**** ESTRATTI DELL'ELENCO

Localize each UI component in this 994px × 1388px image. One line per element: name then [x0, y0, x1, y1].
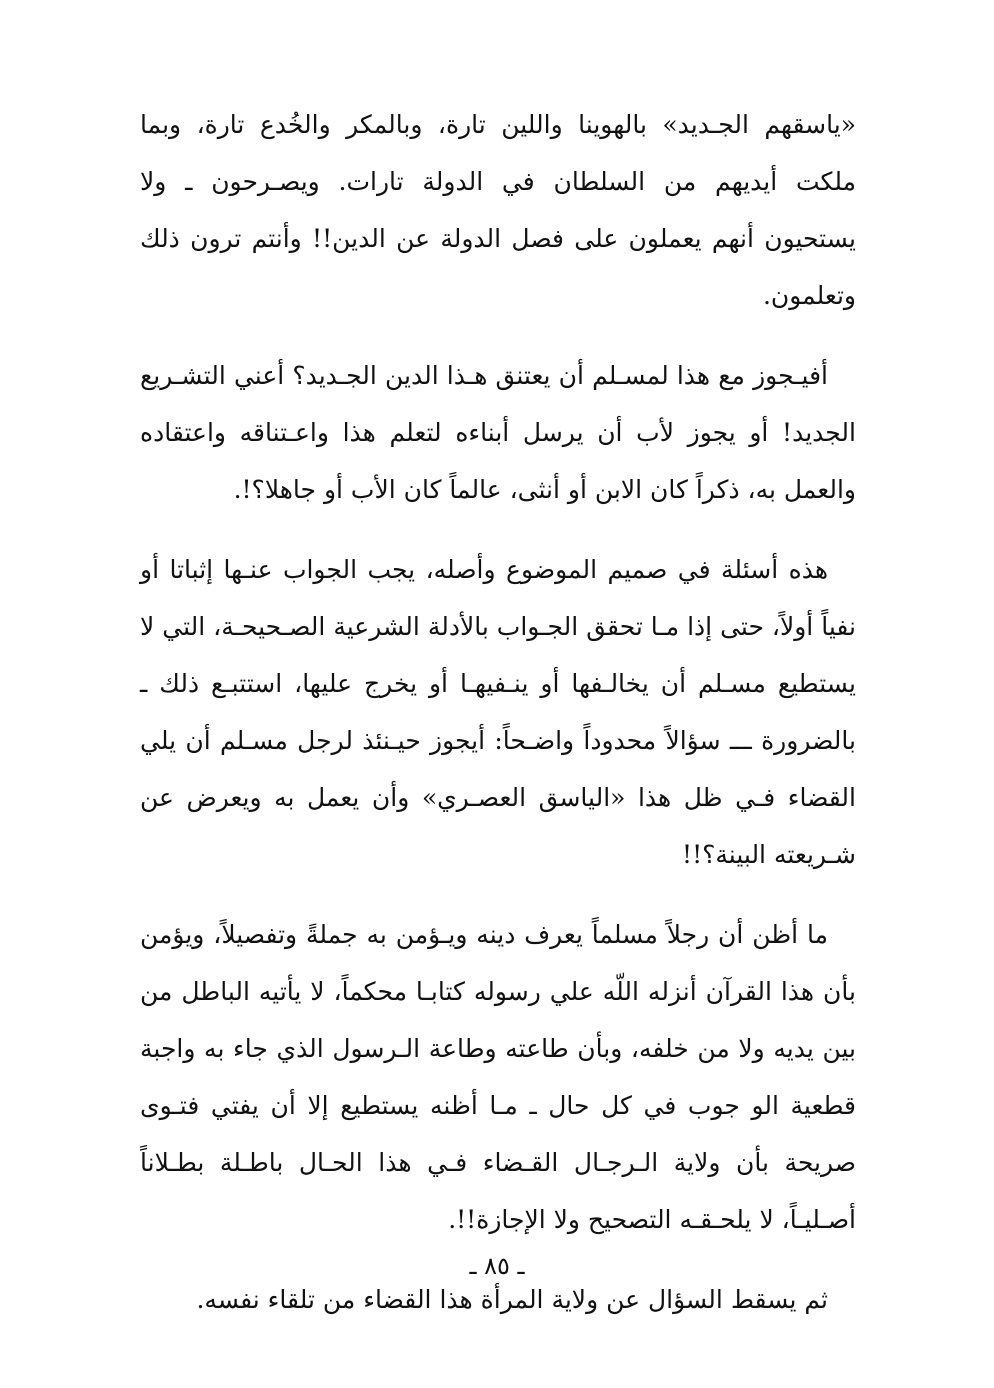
paragraph-4: ما أظن أن رجلاً مسلماً يعرف دينه ويـؤمن به جملةً وتفصيلاً، ويؤمن بأن هذا القرآن أنزله اللّه علي رسوله كتابـا محكماً، لا يأتيه الباطل من بين يديه ولا من خلفه، وبأن طاعته وطاعة الـرسول الذي جاء به واجبة قطعية الو جوب في كل حال ـ مـا أظنه يستطيع إلا أن يفتي فتـوى صريحة بأن ولاية الـرجـال القـضاء فـي هذا الحـال باطـلة بطـلاناً أصـليـاً، لا يلحـقـه التصحيح ولا الإجازة!!.: [140, 920, 856, 1234]
paragraph-5: ثم يسقط السؤال عن ولاية المرأة هذا القضاء من تلقاء نفسه.: [196, 1285, 828, 1314]
paragraph-2: أفيـجوز مع هذا لمسـلم أن يعتنق هـذا الدين الجـديد؟ أعني التشـريع الجديد! أو يجوز لأب أن يرسل أبناءه لتعلم هذا واعـتناقه واعتقاده والعمل به، ذكراً كان الابن أو أنثى، عالماً كان الأب أو جاهلا؟!.: [140, 361, 856, 504]
body-text: [140, 96, 856, 1328]
paragraph-1: «ياسقهم الجـديد» بالهوينا واللين تارة، وبالمكر والخُدع تارة، وبما ملكت أيديهم من السلطان في الدولة تارات. ويصـرحون ـ ولا يستحيون أنهم يعملون على فصل الدولة عن الدين!! وأنتم ترون ذلك وتعلمون.: [140, 110, 856, 310]
page-number: ـ ٨٥ ـ: [469, 1252, 525, 1280]
paragraph-3: هذه أسئلة في صميم الموضوع وأصله، يجب الجواب عنـها إثباتا أو نفياً أولاً، حتى إذا مـا تحقق الجـواب بالأدلة الشرعية الصـحيحـة، التي لا يستطيع مسـلم أن يخالـفها أو ينـفيهـا أو يخرج عليها، استتبـع ذلك ـ بالضرورة ـــ سؤالاً محدوداً واضـحاً: أيجوز حيـنئذ لرجل مسـلم أن يلي القضاء فـي ظل هذا «الياسق العصـري» وأن يعمل به ويعرض عن شـريعته البينة؟!!: [140, 555, 856, 869]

********

**ESERCIZIO**
Riscrivi l'intero elenco sostituendo "page-number" con "folio" e lasciando tutto il resto invariato. Non includere l'immagine nella risposta.

**RISPOSTA CORRETTA**
Localize each UI component in this 994px × 1388px image. One line per element: name then [x0, y0, x1, y1].
paragraph-4: ما أظن أن رجلاً مسلماً يعرف دينه ويـؤمن به جملةً وتفصيلاً، ويؤمن بأن هذا القرآن أنزله اللّه علي رسوله كتابـا محكماً، لا يأتيه الباطل من بين يديه ولا من خلفه، وبأن طاعته وطاعة الـرسول الذي جاء به واجبة قطعية الو جوب في كل حال ـ مـا أظنه يستطيع إلا أن يفتي فتـوى صريحة بأن ولاية الـرجـال القـضاء فـي هذا الحـال باطـلة بطـلاناً أصـليـاً، لا يلحـقـه التصحيح ولا الإجازة!!.: [140, 920, 856, 1234]
paragraph-5: ثم يسقط السؤال عن ولاية المرأة هذا القضاء من تلقاء نفسه.: [196, 1285, 828, 1314]
paragraph-2: أفيـجوز مع هذا لمسـلم أن يعتنق هـذا الدين الجـديد؟ أعني التشـريع الجديد! أو يجوز لأب أن يرسل أبناءه لتعلم هذا واعـتناقه واعتقاده والعمل به، ذكراً كان الابن أو أنثى، عالماً كان الأب أو جاهلا؟!.: [140, 361, 856, 504]
body-text: [140, 96, 856, 1328]
paragraph-1: «ياسقهم الجـديد» بالهوينا واللين تارة، وبالمكر والخُدع تارة، وبما ملكت أيديهم من السلطان في الدولة تارات. ويصـرحون ـ ولا يستحيون أنهم يعملون على فصل الدولة عن الدين!! وأنتم ترون ذلك وتعلمون.: [140, 110, 856, 310]
folio: ـ ٨٥ ـ: [469, 1252, 525, 1280]
paragraph-3: هذه أسئلة في صميم الموضوع وأصله، يجب الجواب عنـها إثباتا أو نفياً أولاً، حتى إذا مـا تحقق الجـواب بالأدلة الشرعية الصـحيحـة، التي لا يستطيع مسـلم أن يخالـفها أو ينـفيهـا أو يخرج عليها، استتبـع ذلك ـ بالضرورة ـــ سؤالاً محدوداً واضـحاً: أيجوز حيـنئذ لرجل مسـلم أن يلي القضاء فـي ظل هذا «الياسق العصـري» وأن يعمل به ويعرض عن شـريعته البينة؟!!: [140, 555, 856, 869]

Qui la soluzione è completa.